──────── Data in this exercise
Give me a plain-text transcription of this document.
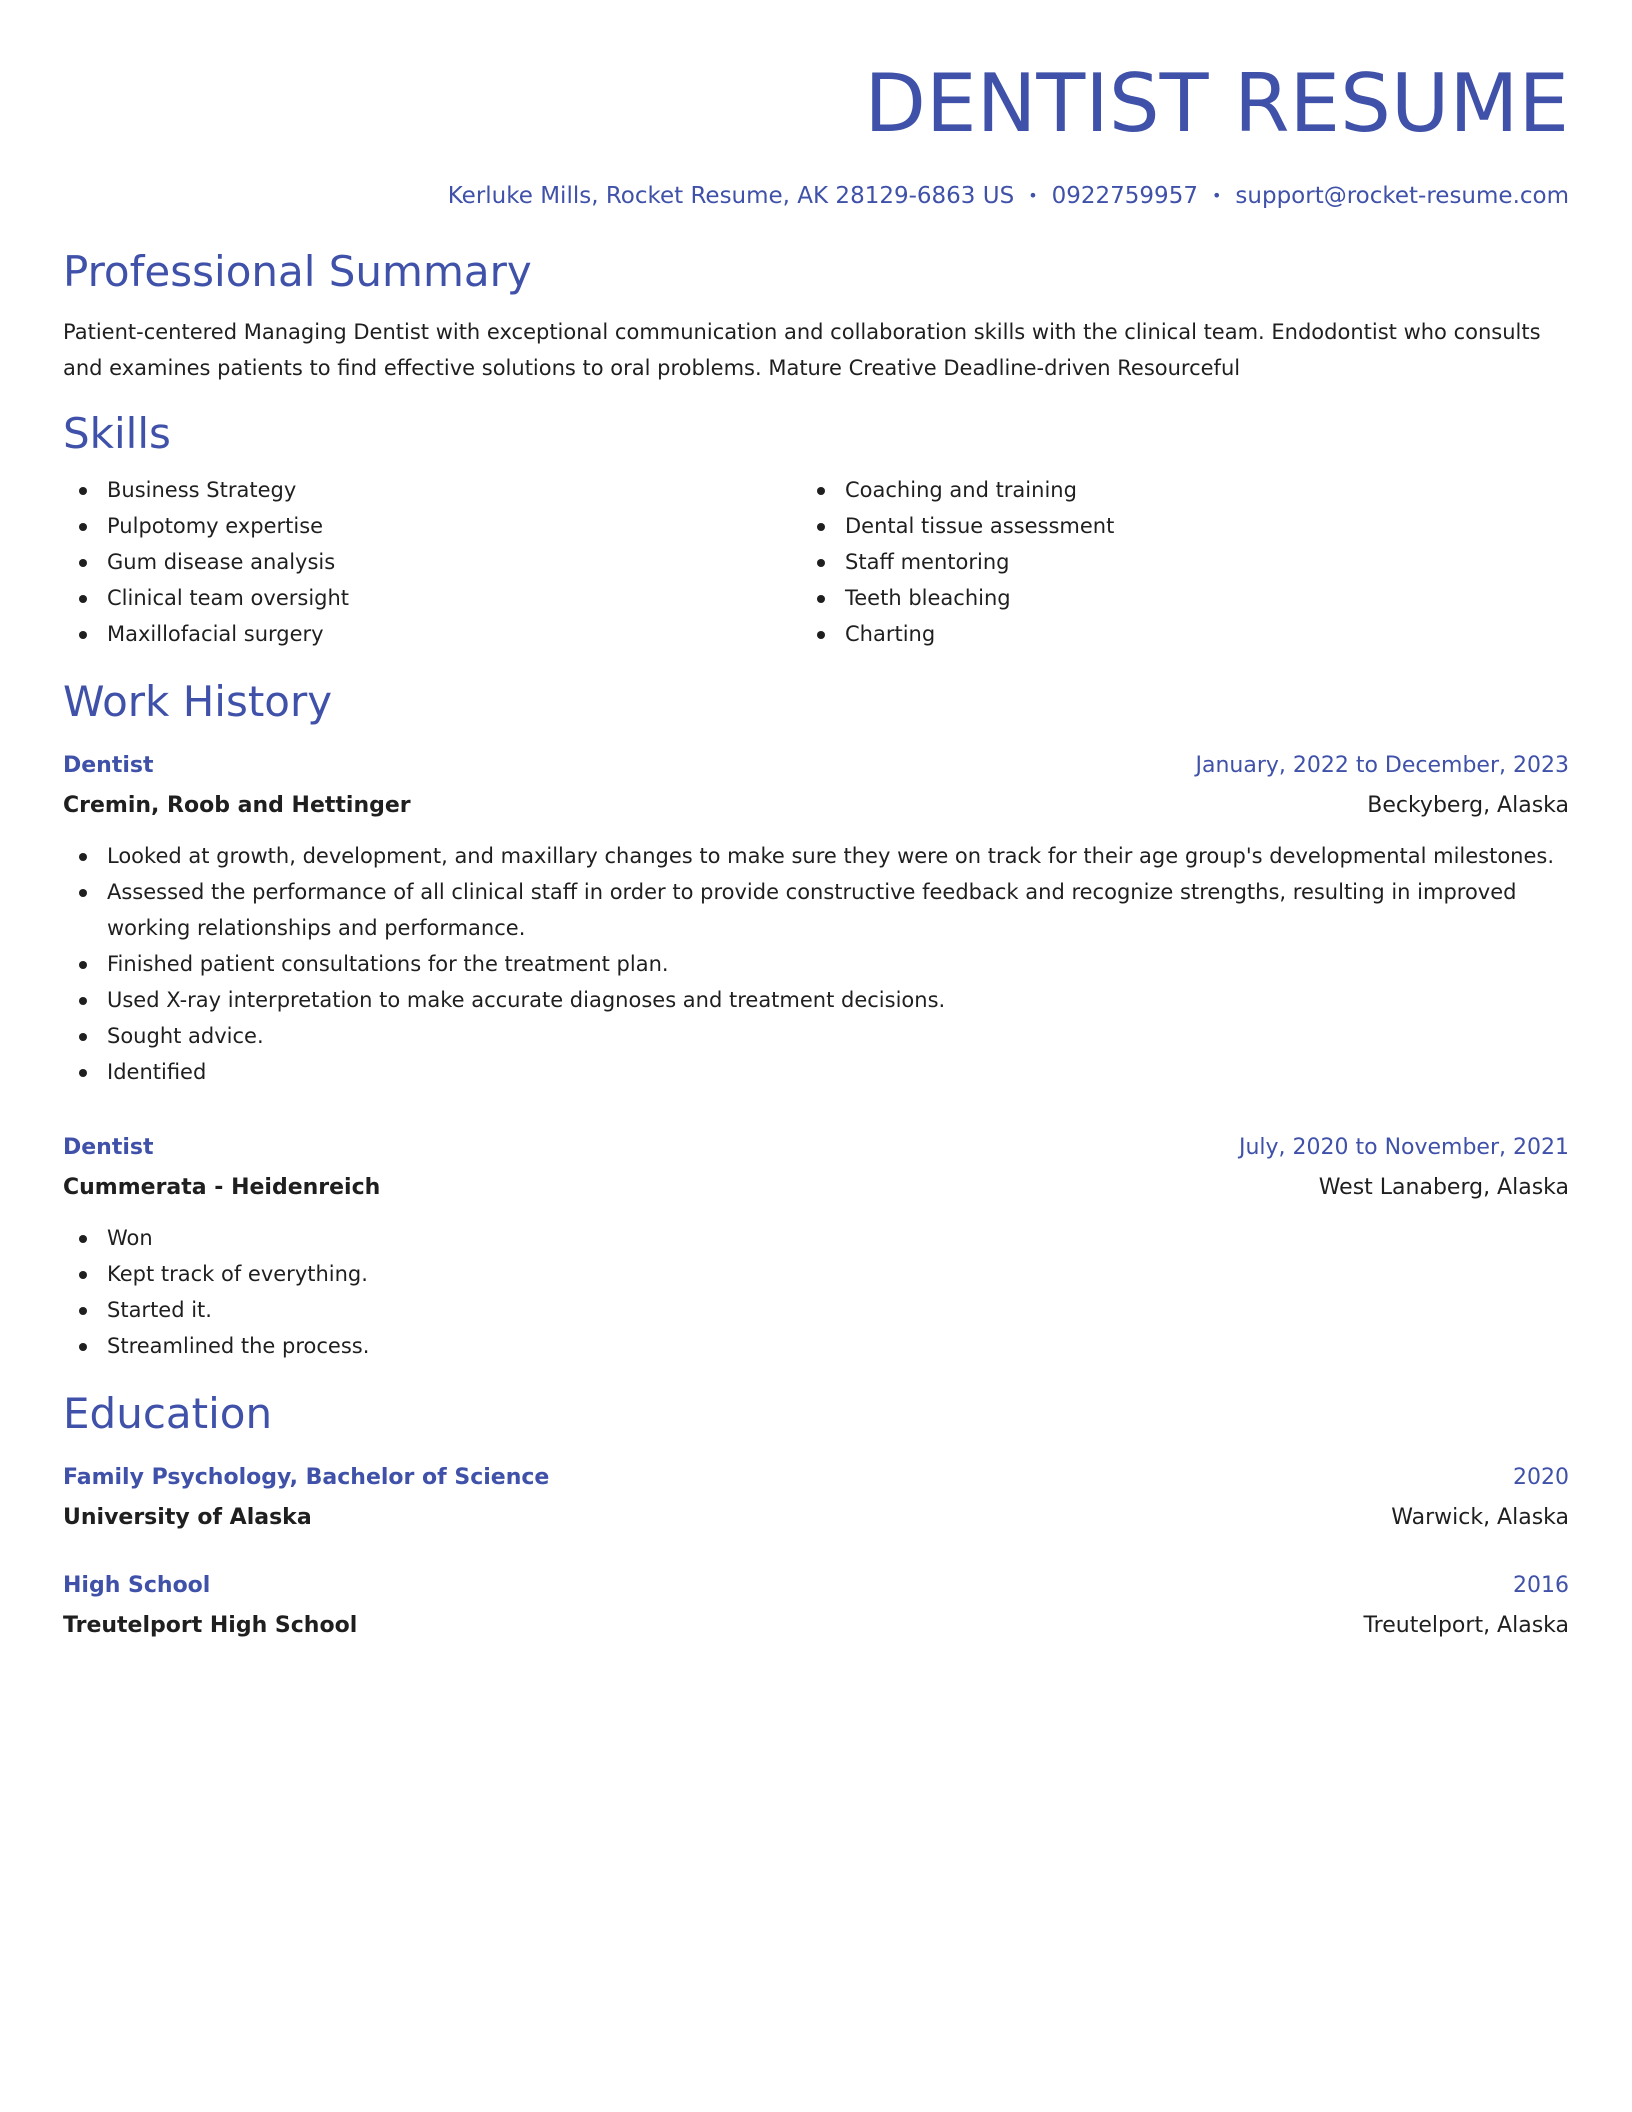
DENTIST RESUME
Kerluke Mills, Rocket Resume, AK 28129-6863 US • 0922759957 • support@rocket-resume.com
Professional Summary

Patient-centered Managing Dentist with exceptional communication and collaboration skills with the clinical team. Endodontist who consults and examines patients to find effective solutions to oral problems. Mature Creative Deadline-driven Resourceful

Skills
Business Strategy
Pulpotomy expertise
Gum disease analysis
Clinical team oversight
Maxillofacial surgery
Coaching and training
Dental tissue assessment
Staff mentoring
Teeth bleaching
Charting
Work History
Dentist	January, 2022 to December, 2023
Cremin, Roob and Hettinger	Beckyberg, Alaska
Looked at growth, development, and maxillary changes to make sure they were on track for their age group's developmental milestones.
Assessed the performance of all clinical staff in order to provide constructive feedback and recognize strengths, resulting in improved working relationships and performance.
Finished patient consultations for the treatment plan.
Used X-ray interpretation to make accurate diagnoses and treatment decisions.
Sought advice.
Identified
Dentist	July, 2020 to November, 2021
Cummerata - Heidenreich	West Lanaberg, Alaska
Won
Kept track of everything.
Started it.
Streamlined the process.
Education
Family Psychology, Bachelor of Science	2020
University of Alaska	Warwick, Alaska
High School	2016
Treutelport High School	Treutelport, Alaska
────────────────
**The task:**
Write out all of the data above exactly, without any of its pictures.

**Task answer:**
Give me a plain-text transcription of this document.
DENTIST RESUME
Kerluke Mills, Rocket Resume, AK 28129-6863 US • 0922759957 • support@rocket-resume.com
Professional Summary

Patient-centered Managing Dentist with exceptional communication and collaboration skills with the clinical team. Endodontist who consults and examines patients to find effective solutions to oral problems. Mature Creative Deadline-driven Resourceful

Skills
Business Strategy
Pulpotomy expertise
Gum disease analysis
Clinical team oversight
Maxillofacial surgery
Coaching and training
Dental tissue assessment
Staff mentoring
Teeth bleaching
Charting
Work History
Dentist	January, 2022 to December, 2023
Cremin, Roob and Hettinger	Beckyberg, Alaska
Looked at growth, development, and maxillary changes to make sure they were on track for their age group's developmental milestones.
Assessed the performance of all clinical staff in order to provide constructive feedback and recognize strengths, resulting in improved working relationships and performance.
Finished patient consultations for the treatment plan.
Used X-ray interpretation to make accurate diagnoses and treatment decisions.
Sought advice.
Identified
Dentist	July, 2020 to November, 2021
Cummerata - Heidenreich	West Lanaberg, Alaska
Won
Kept track of everything.
Started it.
Streamlined the process.
Education
Family Psychology, Bachelor of Science	2020
University of Alaska	Warwick, Alaska
High School	2016
Treutelport High School	Treutelport, Alaska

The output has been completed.